# SET PROBLEM:
Please determine how many lines of the material include the word "duration", and respond with nothing but that number.

+---+

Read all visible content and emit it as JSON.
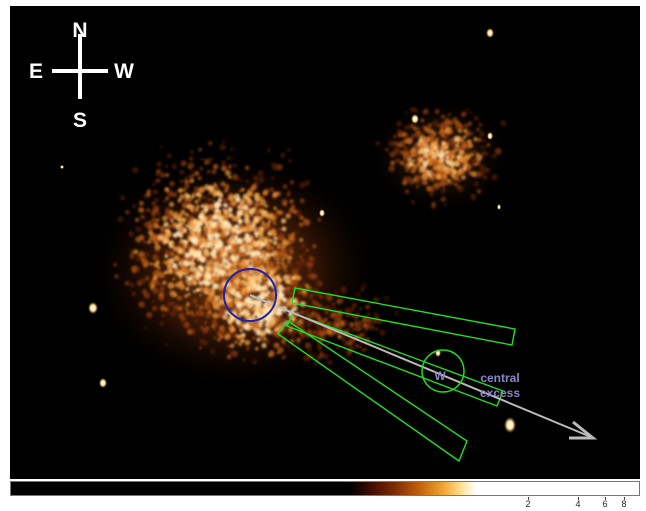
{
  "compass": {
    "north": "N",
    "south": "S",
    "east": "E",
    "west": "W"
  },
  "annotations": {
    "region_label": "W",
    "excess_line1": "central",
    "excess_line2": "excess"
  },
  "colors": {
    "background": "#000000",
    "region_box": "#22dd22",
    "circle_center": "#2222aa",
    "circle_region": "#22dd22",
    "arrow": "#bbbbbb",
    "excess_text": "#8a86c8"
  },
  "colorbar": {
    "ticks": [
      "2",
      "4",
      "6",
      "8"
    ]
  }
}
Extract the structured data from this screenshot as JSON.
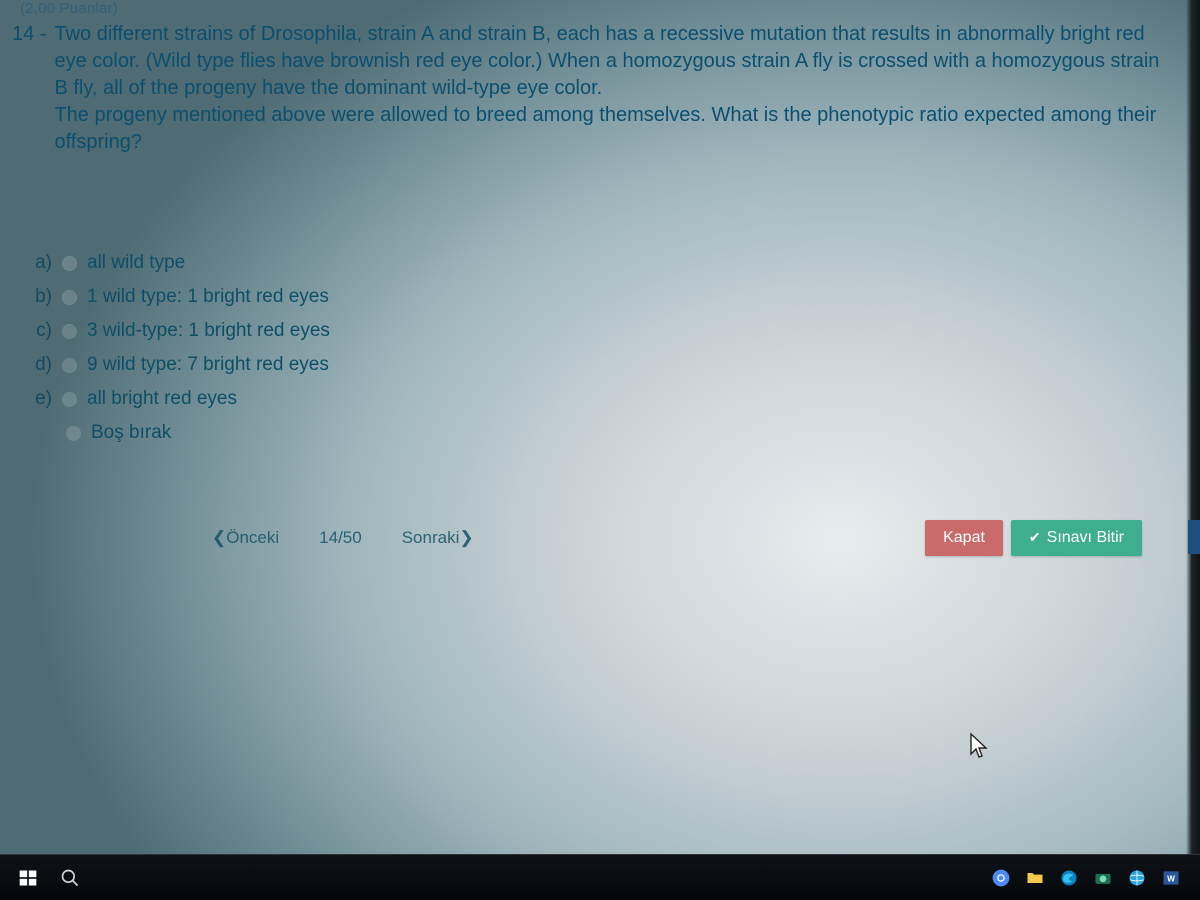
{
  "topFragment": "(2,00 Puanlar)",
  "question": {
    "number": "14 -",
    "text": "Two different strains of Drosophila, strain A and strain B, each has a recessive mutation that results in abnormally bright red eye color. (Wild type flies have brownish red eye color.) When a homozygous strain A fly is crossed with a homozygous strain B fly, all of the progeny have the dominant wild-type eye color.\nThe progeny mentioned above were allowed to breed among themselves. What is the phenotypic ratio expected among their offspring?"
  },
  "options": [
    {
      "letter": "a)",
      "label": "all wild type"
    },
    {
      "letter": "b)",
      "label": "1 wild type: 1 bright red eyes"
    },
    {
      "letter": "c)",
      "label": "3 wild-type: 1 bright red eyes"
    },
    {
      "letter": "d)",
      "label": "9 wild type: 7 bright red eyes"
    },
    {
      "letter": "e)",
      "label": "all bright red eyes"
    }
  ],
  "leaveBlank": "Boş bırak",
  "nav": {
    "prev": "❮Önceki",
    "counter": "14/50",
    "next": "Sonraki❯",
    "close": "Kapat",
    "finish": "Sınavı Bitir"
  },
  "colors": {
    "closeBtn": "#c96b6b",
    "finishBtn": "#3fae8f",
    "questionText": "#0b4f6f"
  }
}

+---+

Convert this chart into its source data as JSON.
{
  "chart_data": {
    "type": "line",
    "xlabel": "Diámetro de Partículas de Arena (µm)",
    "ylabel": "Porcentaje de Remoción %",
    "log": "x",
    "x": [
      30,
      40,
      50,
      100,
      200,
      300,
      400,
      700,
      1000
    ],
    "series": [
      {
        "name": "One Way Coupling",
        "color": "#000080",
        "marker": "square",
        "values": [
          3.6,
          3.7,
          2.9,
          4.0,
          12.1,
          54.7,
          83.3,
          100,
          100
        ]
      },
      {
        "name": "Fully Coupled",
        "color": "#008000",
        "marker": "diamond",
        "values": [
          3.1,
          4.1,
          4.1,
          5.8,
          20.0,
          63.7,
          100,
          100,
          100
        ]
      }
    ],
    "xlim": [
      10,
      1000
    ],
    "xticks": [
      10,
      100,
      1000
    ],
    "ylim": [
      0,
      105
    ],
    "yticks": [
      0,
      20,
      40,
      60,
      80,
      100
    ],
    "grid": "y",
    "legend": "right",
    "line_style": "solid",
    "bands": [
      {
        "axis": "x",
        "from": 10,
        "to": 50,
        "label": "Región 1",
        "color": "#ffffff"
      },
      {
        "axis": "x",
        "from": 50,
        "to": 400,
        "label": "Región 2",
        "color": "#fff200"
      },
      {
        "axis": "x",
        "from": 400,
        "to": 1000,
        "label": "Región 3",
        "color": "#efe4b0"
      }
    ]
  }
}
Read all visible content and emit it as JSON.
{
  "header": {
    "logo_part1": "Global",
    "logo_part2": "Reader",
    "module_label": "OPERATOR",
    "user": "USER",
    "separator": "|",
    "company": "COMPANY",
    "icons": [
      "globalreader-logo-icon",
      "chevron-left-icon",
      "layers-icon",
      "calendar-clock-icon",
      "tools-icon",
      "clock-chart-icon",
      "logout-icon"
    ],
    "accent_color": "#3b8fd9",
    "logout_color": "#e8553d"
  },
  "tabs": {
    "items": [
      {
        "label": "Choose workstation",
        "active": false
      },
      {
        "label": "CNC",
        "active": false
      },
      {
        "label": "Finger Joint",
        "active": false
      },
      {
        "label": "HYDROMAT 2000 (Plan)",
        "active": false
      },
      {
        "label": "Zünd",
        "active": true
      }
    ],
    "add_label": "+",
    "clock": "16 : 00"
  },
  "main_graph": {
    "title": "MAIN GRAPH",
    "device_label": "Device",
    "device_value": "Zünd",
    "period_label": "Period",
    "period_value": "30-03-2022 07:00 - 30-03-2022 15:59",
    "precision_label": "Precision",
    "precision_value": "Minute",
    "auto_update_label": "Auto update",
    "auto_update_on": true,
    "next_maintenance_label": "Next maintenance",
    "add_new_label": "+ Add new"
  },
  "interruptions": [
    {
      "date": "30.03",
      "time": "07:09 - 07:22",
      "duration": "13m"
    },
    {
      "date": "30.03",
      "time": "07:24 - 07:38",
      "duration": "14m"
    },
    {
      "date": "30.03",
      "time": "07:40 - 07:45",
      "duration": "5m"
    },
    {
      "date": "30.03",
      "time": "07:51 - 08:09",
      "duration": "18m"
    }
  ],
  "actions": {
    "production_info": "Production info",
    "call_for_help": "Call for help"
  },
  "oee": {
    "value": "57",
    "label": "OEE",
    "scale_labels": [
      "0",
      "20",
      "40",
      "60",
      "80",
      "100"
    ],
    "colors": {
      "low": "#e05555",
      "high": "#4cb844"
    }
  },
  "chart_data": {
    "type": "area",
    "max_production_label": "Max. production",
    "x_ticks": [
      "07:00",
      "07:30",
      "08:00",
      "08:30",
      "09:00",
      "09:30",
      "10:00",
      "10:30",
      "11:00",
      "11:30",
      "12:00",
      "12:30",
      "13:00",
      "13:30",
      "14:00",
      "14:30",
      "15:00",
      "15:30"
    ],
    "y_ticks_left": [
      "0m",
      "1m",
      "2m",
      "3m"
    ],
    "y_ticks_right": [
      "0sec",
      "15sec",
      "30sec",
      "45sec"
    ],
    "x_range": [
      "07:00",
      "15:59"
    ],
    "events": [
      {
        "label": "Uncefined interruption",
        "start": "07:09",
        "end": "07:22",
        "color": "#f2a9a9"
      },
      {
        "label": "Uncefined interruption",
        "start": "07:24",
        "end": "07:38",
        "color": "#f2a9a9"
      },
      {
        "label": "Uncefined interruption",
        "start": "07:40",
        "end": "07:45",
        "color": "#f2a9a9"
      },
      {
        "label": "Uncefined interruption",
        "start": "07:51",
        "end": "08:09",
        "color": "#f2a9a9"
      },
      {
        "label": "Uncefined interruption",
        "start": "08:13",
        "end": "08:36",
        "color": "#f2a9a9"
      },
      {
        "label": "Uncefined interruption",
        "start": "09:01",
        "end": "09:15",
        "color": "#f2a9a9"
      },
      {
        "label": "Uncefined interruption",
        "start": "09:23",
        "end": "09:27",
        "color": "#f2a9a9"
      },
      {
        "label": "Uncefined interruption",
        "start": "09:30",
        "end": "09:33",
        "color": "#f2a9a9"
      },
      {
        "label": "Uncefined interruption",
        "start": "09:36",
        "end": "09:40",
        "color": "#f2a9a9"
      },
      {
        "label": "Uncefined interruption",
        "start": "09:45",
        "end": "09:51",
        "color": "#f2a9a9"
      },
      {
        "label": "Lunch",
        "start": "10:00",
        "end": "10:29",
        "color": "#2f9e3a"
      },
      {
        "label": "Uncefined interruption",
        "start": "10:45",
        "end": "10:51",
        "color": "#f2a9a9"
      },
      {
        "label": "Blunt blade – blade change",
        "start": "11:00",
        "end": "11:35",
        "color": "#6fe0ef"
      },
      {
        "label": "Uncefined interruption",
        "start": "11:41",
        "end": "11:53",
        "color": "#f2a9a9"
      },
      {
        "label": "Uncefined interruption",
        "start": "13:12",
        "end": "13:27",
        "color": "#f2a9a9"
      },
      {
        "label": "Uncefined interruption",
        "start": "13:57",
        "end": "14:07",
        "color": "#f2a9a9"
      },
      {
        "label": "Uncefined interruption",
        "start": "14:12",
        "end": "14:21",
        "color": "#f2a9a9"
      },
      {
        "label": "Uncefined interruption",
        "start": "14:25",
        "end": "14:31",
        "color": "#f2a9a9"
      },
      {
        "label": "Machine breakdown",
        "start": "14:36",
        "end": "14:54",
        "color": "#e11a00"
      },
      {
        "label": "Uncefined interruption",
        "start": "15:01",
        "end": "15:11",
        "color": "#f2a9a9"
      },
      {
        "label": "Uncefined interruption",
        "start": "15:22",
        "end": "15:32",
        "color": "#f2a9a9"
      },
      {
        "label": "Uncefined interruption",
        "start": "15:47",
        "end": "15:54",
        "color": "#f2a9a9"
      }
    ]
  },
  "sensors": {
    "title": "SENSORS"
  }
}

+---+

# THE RESULT:
4